(DATA FOR ANALYSIS):
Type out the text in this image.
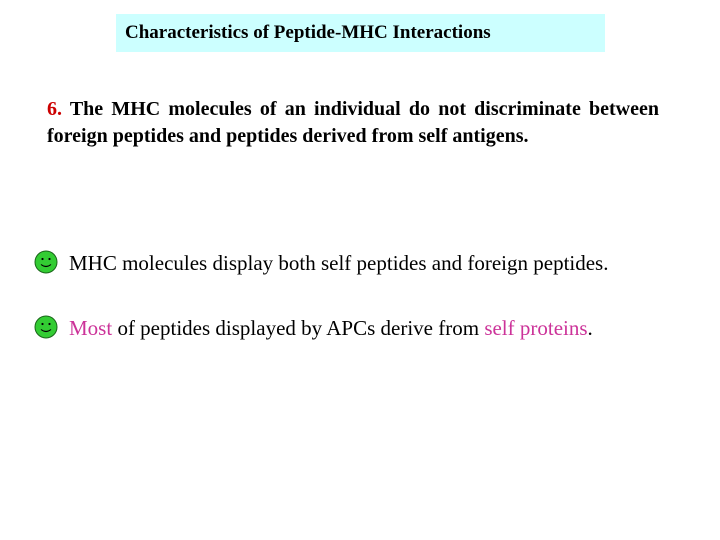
Characteristics of Peptide-MHC Interactions
6. The MHC molecules of an individual do not discriminate between foreign peptides and peptides derived from self antigens.
MHC molecules display both self peptides and foreign peptides.
Most of peptides displayed by APCs derive from self proteins.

(ACTION ITEM):
Would you restate the records above word for word and exclude the pictures?

(ANSWER BOX):
Type out the text in this image.
Characteristics of Peptide-MHC Interactions
6. The MHC molecules of an individual do not discriminate between foreign peptides and peptides derived from self antigens.
MHC molecules display both self peptides and foreign peptides.
Most of peptides displayed by APCs derive from self proteins.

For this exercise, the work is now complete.